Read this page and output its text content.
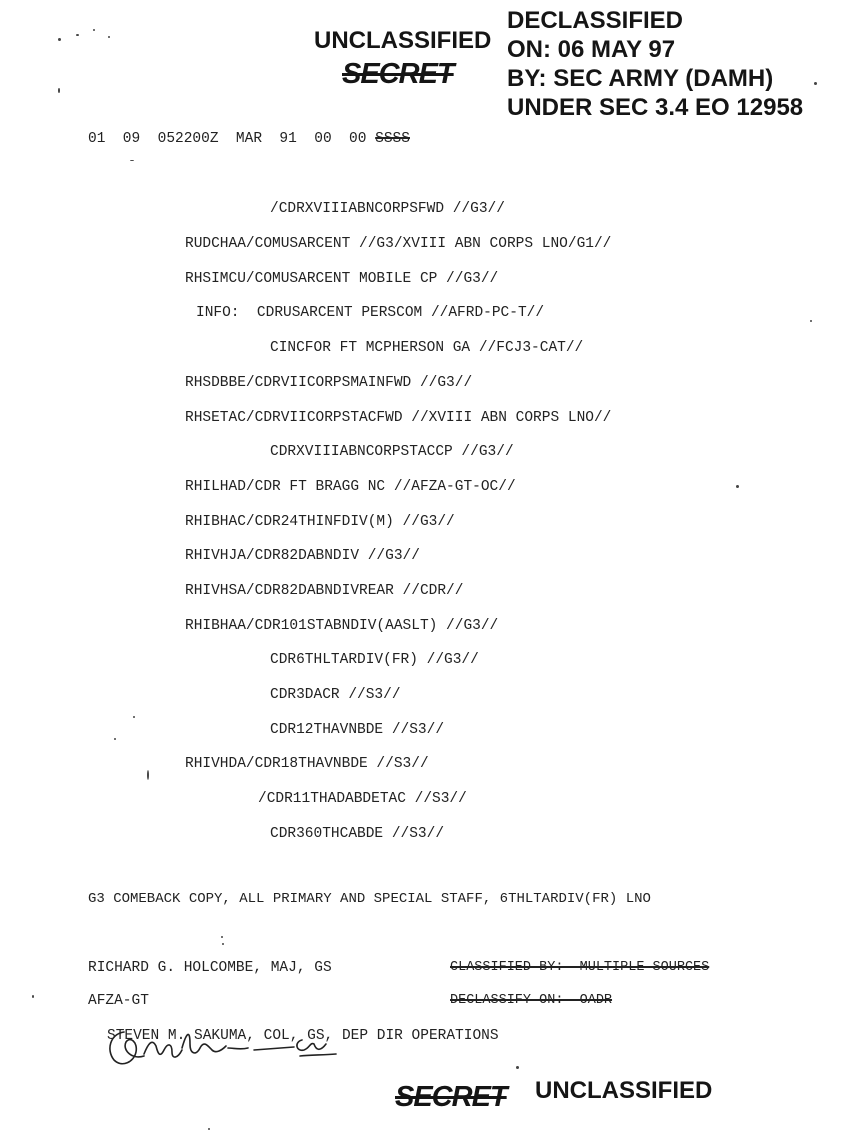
UNCLASSIFIED
SECRET
DECLASSIFIED
ON: 06 MAY 97
BY: SEC ARMY (DAMH)
UNDER SEC 3.4 EO 12958
01  09  052200Z  MAR  91  00  00 SSSS
/CDRXVIIIABNCORPSFWD //G3//
RUDCHAA/COMUSARCENT //G3/XVIII ABN CORPS LNO/G1//
RHSIMCU/COMUSARCENT MOBILE CP //G3//
INFO:  CDRUSARCENT PERSCOM //AFRD-PC-T//
CINCFOR FT MCPHERSON GA //FCJ3-CAT//
RHSDBBE/CDRVIICORPSMAINFWD //G3//
RHSETAC/CDRVIICORPSTACFWD //XVIII ABN CORPS LNO//
CDRXVIIIABNCORPSTACCP //G3//
RHILHAD/CDR FT BRAGG NC //AFZA-GT-OC//
RHIBHAC/CDR24THINFDIV(M) //G3//
RHIVHJA/CDR82DABNDIV //G3//
RHIVHSA/CDR82DABNDIVREAR //CDR//
RHIBHAA/CDR101STABNDIV(AASLT) //G3//
CDR6THLTARDIV(FR) //G3//
CDR3DACR //S3//
CDR12THAVNBDE //S3//
RHIVHDA/CDR18THAVNBDE //S3//
/CDR11THADABDETAC //S3//
CDR360THCABDE //S3//
G3 COMEBACK COPY, ALL PRIMARY AND SPECIAL STAFF, 6THLTARDIV(FR) LNO
RICHARD G. HOLCOMBE, MAJ, GS	CLASSIFIED BY:  MULTIPLE SOURCES
AFZA-GT	DECLASSIFY ON:  OADR
STEVEN M. SAKUMA, COL, GS, DEP DIR OPERATIONS
SECRET UNCLASSIFIED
——
Leave out the pictures and transcribe everything else exactly.

Read this page and output its text content.
UNCLASSIFIED
SECRET
DECLASSIFIED
ON: 06 MAY 97
BY: SEC ARMY (DAMH)
UNDER SEC 3.4 EO 12958
01  09  052200Z  MAR  91  00  00 SSSS
/CDRXVIIIABNCORPSFWD //G3//
RUDCHAA/COMUSARCENT //G3/XVIII ABN CORPS LNO/G1//
RHSIMCU/COMUSARCENT MOBILE CP //G3//
INFO:  CDRUSARCENT PERSCOM //AFRD-PC-T//
CINCFOR FT MCPHERSON GA //FCJ3-CAT//
RHSDBBE/CDRVIICORPSMAINFWD //G3//
RHSETAC/CDRVIICORPSTACFWD //XVIII ABN CORPS LNO//
CDRXVIIIABNCORPSTACCP //G3//
RHILHAD/CDR FT BRAGG NC //AFZA-GT-OC//
RHIBHAC/CDR24THINFDIV(M) //G3//
RHIVHJA/CDR82DABNDIV //G3//
RHIVHSA/CDR82DABNDIVREAR //CDR//
RHIBHAA/CDR101STABNDIV(AASLT) //G3//
CDR6THLTARDIV(FR) //G3//
CDR3DACR //S3//
CDR12THAVNBDE //S3//
RHIVHDA/CDR18THAVNBDE //S3//
/CDR11THADABDETAC //S3//
CDR360THCABDE //S3//
G3 COMEBACK COPY, ALL PRIMARY AND SPECIAL STAFF, 6THLTARDIV(FR) LNO
RICHARD G. HOLCOMBE, MAJ, GS	CLASSIFIED BY:  MULTIPLE SOURCES
AFZA-GT	DECLASSIFY ON:  OADR
STEVEN M. SAKUMA, COL, GS, DEP DIR OPERATIONS
SECRET UNCLASSIFIED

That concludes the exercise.